## Stored records
________________

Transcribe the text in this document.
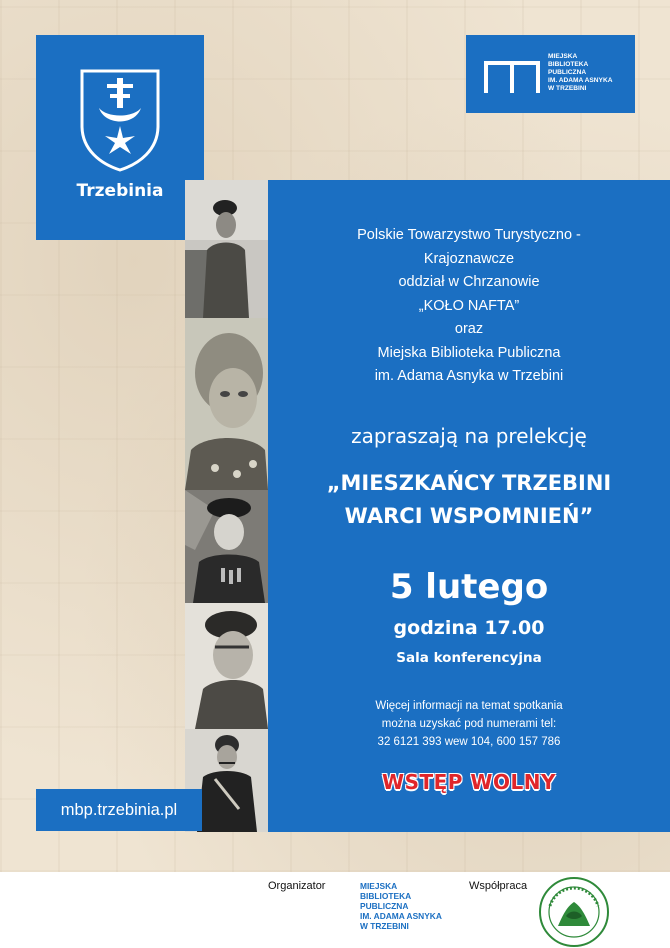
Trzebinia
MIEJSKA
BIBLIOTEKA
PUBLICZNA
IM. ADAMA ASNYKA
W TRZEBINI
Polskie Towarzystwo Turystyczno -
Krajoznawcze
oddział w Chrzanowie
„KOŁO NAFTA”
oraz
Miejska Biblioteka Publiczna
im. Adama Asnyka w Trzebini
zapraszają na prelekcję
„MIESZKAŃCY TRZEBINI
WARCI WSPOMNIEŃ”
5 lutego
godzina 17.00
Sala konferencyjna
Więcej informacji na temat spotkania
można uzyskać pod numerami tel:
32 6121 393 wew 104, 600 157 786
WSTĘP WOLNY
mbp.trzebinia.pl
Organizator	MIEJSKA
BIBLIOTEKA
PUBLICZNA
IM. ADAMA ASNYKA
W TRZEBINI
Współpraca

________________

Each entry gets copied exactly; the pictures stay out.

Transcribe the text in this document.
Trzebinia
MIEJSKA
BIBLIOTEKA
PUBLICZNA
IM. ADAMA ASNYKA
W TRZEBINI
Polskie Towarzystwo Turystyczno -
Krajoznawcze
oddział w Chrzanowie
„KOŁO NAFTA”
oraz
Miejska Biblioteka Publiczna
im. Adama Asnyka w Trzebini
zapraszają na prelekcję
„MIESZKAŃCY TRZEBINI
WARCI WSPOMNIEŃ”
5 lutego
godzina 17.00
Sala konferencyjna
Więcej informacji na temat spotkania
można uzyskać pod numerami tel:
32 6121 393 wew 104, 600 157 786
WSTĘP WOLNY
mbp.trzebinia.pl
Organizator	MIEJSKA
BIBLIOTEKA
PUBLICZNA
IM. ADAMA ASNYKA
W TRZEBINI
Współpraca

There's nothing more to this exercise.